Can you quote the listing below in full, reproducing every line without any change?

☆ ☆ ☆ ☆ ☆

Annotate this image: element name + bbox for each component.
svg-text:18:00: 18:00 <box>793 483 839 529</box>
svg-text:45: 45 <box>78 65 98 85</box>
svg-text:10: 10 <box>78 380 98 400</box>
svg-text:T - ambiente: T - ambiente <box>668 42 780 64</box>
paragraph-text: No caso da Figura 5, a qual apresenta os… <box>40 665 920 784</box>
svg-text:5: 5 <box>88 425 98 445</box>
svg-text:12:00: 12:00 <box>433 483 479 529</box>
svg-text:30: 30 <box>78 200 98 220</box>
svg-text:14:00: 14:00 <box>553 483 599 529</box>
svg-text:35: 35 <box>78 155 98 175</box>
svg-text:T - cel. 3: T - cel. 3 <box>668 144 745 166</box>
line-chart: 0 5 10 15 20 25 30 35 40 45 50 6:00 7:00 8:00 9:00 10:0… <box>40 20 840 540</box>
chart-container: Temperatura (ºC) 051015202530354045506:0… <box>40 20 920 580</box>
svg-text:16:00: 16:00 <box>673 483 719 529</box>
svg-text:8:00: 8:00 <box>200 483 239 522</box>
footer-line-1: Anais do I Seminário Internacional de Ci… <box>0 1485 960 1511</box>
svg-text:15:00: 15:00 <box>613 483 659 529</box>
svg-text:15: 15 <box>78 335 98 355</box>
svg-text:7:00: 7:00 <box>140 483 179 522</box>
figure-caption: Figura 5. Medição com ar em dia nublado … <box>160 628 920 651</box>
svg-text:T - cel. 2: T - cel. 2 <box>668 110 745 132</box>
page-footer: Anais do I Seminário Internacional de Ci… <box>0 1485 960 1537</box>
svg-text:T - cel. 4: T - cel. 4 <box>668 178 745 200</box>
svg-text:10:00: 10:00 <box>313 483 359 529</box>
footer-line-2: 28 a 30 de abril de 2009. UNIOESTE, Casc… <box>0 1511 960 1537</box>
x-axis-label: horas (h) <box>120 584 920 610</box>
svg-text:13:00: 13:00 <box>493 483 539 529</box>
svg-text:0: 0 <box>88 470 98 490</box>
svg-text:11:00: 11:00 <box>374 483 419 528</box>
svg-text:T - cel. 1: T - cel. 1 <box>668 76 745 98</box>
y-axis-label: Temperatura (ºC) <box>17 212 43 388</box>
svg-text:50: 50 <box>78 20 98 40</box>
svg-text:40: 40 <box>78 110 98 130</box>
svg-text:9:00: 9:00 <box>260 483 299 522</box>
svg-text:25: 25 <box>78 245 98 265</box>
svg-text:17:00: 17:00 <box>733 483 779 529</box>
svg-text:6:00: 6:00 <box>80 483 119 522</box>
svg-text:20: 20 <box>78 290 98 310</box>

☆ ☆ ☆ ☆ ☆

In response:
Annotate this image: element name + bbox for each component.
svg-text:18:00: 18:00 <box>793 483 839 529</box>
svg-text:45: 45 <box>78 65 98 85</box>
svg-text:10: 10 <box>78 380 98 400</box>
svg-text:T - ambiente: T - ambiente <box>668 42 780 64</box>
paragraph-text: No caso da Figura 5, a qual apresenta os… <box>40 665 920 784</box>
svg-text:5: 5 <box>88 425 98 445</box>
svg-text:12:00: 12:00 <box>433 483 479 529</box>
svg-text:30: 30 <box>78 200 98 220</box>
svg-text:14:00: 14:00 <box>553 483 599 529</box>
svg-text:35: 35 <box>78 155 98 175</box>
svg-text:T - cel. 3: T - cel. 3 <box>668 144 745 166</box>
line-chart: 0 5 10 15 20 25 30 35 40 45 50 6:00 7:00 8:00 9:00 10:0… <box>40 20 840 540</box>
chart-container: Temperatura (ºC) 051015202530354045506:0… <box>40 20 920 580</box>
svg-text:16:00: 16:00 <box>673 483 719 529</box>
svg-text:8:00: 8:00 <box>200 483 239 522</box>
footer-line-1: Anais do I Seminário Internacional de Ci… <box>0 1485 960 1511</box>
svg-text:15:00: 15:00 <box>613 483 659 529</box>
svg-text:15: 15 <box>78 335 98 355</box>
svg-text:7:00: 7:00 <box>140 483 179 522</box>
figure-caption: Figura 5. Medição com ar em dia nublado … <box>160 628 920 651</box>
svg-text:T - cel. 2: T - cel. 2 <box>668 110 745 132</box>
page-footer: Anais do I Seminário Internacional de Ci… <box>0 1485 960 1537</box>
svg-text:T - cel. 4: T - cel. 4 <box>668 178 745 200</box>
svg-text:10:00: 10:00 <box>313 483 359 529</box>
footer-line-2: 28 a 30 de abril de 2009. UNIOESTE, Casc… <box>0 1511 960 1537</box>
x-axis-label: horas (h) <box>120 584 920 610</box>
svg-text:13:00: 13:00 <box>493 483 539 529</box>
svg-text:0: 0 <box>88 470 98 490</box>
svg-text:11:00: 11:00 <box>374 483 419 528</box>
svg-text:T - cel. 1: T - cel. 1 <box>668 76 745 98</box>
y-axis-label: Temperatura (ºC) <box>17 212 43 388</box>
svg-text:50: 50 <box>78 20 98 40</box>
svg-text:40: 40 <box>78 110 98 130</box>
svg-text:9:00: 9:00 <box>260 483 299 522</box>
svg-text:25: 25 <box>78 245 98 265</box>
svg-text:17:00: 17:00 <box>733 483 779 529</box>
svg-text:6:00: 6:00 <box>80 483 119 522</box>
svg-text:20: 20 <box>78 290 98 310</box>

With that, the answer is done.